• _Given problem_
Print the material without any change, starting at its first line and stopping after the line that contains "docs-link[interactable]: 开发文档 (794, 9, 834, 23)".

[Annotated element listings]
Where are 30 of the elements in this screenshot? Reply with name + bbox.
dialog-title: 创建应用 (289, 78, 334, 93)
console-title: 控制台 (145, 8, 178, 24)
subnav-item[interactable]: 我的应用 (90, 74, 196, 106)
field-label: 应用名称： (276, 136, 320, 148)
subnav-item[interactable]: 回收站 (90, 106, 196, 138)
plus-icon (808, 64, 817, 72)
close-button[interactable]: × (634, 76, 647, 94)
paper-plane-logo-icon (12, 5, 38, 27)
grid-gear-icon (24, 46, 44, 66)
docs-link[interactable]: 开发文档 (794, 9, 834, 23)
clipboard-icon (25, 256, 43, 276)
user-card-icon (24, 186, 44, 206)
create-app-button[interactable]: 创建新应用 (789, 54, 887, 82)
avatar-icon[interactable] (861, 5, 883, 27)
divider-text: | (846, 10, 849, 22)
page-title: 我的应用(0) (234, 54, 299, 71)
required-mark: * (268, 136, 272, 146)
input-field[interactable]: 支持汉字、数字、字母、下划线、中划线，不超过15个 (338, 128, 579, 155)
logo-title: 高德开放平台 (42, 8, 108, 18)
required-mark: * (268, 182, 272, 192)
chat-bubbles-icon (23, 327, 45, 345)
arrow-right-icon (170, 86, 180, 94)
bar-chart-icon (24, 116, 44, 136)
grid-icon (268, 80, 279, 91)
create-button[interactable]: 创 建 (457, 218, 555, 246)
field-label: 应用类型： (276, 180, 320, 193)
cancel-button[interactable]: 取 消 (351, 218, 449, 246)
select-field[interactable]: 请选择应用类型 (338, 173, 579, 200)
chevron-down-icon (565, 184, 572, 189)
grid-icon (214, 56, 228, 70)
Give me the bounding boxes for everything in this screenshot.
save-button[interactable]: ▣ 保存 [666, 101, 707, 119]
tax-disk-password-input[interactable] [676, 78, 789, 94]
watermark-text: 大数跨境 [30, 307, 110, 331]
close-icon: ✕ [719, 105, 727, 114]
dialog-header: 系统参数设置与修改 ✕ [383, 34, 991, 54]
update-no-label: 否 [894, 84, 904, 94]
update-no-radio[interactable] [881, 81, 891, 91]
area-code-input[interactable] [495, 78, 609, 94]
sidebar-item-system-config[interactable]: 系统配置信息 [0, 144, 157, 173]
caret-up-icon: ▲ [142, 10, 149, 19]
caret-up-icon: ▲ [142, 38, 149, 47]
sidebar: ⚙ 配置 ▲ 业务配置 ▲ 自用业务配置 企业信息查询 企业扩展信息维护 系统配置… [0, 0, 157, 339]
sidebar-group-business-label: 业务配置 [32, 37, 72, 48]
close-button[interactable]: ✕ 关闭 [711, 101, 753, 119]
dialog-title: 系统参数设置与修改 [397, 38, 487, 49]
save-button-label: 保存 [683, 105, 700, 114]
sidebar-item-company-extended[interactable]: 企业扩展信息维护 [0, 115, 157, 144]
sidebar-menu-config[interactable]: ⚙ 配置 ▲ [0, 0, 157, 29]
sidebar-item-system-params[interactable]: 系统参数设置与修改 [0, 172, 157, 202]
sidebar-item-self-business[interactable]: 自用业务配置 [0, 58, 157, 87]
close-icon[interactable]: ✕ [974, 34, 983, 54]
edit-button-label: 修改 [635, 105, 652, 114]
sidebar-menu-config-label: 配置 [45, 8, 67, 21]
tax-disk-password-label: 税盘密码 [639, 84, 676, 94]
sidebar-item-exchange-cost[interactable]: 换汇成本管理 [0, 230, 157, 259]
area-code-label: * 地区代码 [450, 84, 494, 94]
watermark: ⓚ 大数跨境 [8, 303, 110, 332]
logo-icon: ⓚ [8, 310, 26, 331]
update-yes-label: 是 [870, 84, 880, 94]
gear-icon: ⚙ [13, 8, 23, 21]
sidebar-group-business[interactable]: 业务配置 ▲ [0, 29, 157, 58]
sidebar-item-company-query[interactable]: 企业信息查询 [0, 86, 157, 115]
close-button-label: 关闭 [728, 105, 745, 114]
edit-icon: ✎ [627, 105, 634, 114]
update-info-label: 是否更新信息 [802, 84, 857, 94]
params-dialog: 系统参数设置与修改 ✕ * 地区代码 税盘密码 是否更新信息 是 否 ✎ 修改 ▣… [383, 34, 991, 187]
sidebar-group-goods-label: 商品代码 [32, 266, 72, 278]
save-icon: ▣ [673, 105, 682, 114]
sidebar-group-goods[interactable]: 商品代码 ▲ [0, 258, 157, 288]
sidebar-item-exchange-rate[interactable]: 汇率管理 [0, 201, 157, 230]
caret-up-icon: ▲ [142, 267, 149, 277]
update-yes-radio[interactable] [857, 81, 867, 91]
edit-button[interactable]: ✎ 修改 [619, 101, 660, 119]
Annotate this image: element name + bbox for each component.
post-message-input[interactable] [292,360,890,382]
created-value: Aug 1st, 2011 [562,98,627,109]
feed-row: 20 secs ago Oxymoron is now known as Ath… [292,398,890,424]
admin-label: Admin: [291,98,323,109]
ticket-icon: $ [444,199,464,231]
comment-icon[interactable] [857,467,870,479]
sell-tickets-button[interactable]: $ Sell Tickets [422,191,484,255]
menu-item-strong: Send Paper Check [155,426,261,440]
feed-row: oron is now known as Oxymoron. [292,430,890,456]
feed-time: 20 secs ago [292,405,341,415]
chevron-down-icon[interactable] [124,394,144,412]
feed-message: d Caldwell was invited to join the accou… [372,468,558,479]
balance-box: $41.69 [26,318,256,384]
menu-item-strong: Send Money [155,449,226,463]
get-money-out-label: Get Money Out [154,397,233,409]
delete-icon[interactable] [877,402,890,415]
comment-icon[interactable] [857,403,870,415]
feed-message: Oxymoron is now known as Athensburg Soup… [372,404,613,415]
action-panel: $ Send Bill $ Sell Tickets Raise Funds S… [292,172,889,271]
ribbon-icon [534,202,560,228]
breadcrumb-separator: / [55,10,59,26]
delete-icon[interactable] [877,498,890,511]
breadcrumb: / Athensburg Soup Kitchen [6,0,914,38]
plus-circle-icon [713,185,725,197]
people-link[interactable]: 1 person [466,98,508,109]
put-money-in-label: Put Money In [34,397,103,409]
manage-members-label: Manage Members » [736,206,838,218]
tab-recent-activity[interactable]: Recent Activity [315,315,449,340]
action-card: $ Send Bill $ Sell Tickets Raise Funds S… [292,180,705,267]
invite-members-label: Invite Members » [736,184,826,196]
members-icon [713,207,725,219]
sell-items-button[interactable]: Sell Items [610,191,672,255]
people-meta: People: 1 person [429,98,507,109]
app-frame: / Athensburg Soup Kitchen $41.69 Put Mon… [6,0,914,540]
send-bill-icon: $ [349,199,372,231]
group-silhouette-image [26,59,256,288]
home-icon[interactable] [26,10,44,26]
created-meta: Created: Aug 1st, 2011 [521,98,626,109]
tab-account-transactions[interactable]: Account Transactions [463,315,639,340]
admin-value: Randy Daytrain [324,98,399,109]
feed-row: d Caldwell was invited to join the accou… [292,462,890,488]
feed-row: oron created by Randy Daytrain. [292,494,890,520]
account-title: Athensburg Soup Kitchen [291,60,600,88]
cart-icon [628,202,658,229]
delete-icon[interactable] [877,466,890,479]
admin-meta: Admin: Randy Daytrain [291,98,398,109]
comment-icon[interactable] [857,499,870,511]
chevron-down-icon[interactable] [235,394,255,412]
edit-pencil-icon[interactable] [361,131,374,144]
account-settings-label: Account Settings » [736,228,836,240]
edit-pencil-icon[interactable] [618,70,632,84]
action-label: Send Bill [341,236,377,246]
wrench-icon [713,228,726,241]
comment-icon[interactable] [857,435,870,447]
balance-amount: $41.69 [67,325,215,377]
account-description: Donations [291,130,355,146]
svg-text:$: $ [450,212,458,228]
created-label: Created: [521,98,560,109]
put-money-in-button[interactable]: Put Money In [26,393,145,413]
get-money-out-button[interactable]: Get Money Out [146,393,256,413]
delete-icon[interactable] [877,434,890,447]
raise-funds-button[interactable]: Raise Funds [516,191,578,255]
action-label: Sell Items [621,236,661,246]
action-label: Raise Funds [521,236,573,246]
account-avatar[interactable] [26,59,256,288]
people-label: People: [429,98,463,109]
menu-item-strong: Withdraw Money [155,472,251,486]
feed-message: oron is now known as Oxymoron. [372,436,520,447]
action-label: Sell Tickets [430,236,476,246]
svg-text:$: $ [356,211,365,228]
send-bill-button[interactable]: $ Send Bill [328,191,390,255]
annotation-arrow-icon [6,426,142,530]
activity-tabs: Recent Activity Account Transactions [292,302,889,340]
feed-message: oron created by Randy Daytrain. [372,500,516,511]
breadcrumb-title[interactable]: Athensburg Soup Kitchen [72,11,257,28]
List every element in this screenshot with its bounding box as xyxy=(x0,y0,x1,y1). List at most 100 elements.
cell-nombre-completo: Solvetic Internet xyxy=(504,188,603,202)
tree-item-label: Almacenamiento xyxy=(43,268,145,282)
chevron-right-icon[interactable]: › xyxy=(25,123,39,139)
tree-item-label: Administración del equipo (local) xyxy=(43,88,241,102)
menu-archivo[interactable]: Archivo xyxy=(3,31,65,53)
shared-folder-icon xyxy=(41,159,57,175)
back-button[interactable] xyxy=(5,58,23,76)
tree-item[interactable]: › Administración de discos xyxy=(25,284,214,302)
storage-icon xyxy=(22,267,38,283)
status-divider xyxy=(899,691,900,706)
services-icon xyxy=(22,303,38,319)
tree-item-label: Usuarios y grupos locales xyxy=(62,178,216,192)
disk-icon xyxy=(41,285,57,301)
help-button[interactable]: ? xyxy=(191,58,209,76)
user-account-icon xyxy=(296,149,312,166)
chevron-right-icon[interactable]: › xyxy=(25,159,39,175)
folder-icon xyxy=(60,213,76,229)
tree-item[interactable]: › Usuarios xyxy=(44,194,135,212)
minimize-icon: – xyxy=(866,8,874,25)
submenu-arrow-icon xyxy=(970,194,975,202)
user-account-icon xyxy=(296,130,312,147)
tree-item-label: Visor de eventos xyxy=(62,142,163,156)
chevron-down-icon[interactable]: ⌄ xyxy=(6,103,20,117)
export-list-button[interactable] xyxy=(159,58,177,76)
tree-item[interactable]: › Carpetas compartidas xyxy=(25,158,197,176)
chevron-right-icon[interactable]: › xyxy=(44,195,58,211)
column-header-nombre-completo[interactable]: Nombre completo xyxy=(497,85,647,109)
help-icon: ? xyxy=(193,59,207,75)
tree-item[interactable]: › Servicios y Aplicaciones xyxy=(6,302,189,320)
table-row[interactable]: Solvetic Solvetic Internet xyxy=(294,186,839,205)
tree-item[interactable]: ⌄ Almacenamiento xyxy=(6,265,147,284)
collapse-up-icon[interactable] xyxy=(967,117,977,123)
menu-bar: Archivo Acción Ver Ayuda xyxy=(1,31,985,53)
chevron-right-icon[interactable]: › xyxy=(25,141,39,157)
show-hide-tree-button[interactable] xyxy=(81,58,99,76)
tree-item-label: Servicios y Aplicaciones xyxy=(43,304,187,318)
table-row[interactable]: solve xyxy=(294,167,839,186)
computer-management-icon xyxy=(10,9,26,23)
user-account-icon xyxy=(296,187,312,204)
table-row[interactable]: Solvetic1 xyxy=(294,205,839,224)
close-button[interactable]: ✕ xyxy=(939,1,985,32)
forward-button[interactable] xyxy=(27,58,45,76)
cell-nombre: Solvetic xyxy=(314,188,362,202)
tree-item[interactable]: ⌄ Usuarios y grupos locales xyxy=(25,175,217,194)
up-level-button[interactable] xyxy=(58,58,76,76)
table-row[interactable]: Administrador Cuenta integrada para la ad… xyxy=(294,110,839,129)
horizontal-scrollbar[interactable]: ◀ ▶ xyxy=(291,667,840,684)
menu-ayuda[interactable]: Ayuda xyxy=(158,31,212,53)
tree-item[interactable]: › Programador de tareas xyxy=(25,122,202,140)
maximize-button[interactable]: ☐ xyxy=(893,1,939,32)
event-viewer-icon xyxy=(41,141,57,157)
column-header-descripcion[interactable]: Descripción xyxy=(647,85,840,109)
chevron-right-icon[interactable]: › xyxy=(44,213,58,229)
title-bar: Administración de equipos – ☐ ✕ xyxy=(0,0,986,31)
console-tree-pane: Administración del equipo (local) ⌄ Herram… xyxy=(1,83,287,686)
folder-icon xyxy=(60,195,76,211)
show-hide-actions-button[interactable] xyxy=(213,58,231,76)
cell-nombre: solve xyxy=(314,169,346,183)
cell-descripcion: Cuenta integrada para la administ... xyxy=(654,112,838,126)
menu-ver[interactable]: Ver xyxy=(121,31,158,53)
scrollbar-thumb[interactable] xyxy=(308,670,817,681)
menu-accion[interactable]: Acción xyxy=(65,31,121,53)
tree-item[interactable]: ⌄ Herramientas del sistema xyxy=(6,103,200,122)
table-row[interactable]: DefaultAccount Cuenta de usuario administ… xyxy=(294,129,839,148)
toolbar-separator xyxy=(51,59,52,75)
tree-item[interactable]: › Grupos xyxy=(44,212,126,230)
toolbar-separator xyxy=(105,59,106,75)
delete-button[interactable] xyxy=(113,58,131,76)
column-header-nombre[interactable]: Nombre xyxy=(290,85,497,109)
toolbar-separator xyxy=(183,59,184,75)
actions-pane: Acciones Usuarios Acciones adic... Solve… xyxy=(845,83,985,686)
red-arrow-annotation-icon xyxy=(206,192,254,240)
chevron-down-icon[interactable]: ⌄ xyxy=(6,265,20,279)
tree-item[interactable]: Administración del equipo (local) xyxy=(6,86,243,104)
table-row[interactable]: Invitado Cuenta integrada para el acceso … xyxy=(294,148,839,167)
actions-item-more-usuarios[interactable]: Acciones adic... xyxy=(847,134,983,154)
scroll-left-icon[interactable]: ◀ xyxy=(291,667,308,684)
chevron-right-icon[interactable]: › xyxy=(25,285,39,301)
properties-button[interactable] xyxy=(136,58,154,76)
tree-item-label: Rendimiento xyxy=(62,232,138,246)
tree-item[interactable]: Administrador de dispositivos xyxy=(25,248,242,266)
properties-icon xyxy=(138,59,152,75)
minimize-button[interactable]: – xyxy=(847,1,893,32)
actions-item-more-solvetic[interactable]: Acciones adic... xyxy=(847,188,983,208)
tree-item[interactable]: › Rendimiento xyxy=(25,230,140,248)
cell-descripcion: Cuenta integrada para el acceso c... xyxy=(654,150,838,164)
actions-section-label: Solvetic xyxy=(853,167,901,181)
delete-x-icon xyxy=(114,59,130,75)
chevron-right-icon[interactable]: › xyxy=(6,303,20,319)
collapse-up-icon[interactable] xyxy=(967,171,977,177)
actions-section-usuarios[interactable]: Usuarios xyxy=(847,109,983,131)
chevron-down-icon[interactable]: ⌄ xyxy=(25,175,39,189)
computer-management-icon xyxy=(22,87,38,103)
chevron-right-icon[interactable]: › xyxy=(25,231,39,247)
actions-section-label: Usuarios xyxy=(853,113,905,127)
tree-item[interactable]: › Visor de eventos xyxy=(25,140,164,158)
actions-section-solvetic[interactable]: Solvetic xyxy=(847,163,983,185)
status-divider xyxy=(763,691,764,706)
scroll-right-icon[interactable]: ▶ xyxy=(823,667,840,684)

• _Result below_
Where are 30 of the elements in this screenshot? Reply with name + bbox.
dialog-title: 创建应用 (289, 78, 334, 93)
console-title: 控制台 (145, 8, 178, 24)
subnav-item[interactable]: 我的应用 (90, 74, 196, 106)
field-label: 应用名称： (276, 136, 320, 148)
subnav-item[interactable]: 回收站 (90, 106, 196, 138)
plus-icon (808, 64, 817, 72)
close-button[interactable]: × (634, 76, 647, 94)
paper-plane-logo-icon (12, 5, 38, 27)
grid-gear-icon (24, 46, 44, 66)
docs-link[interactable]: 开发文档 (794, 9, 834, 23)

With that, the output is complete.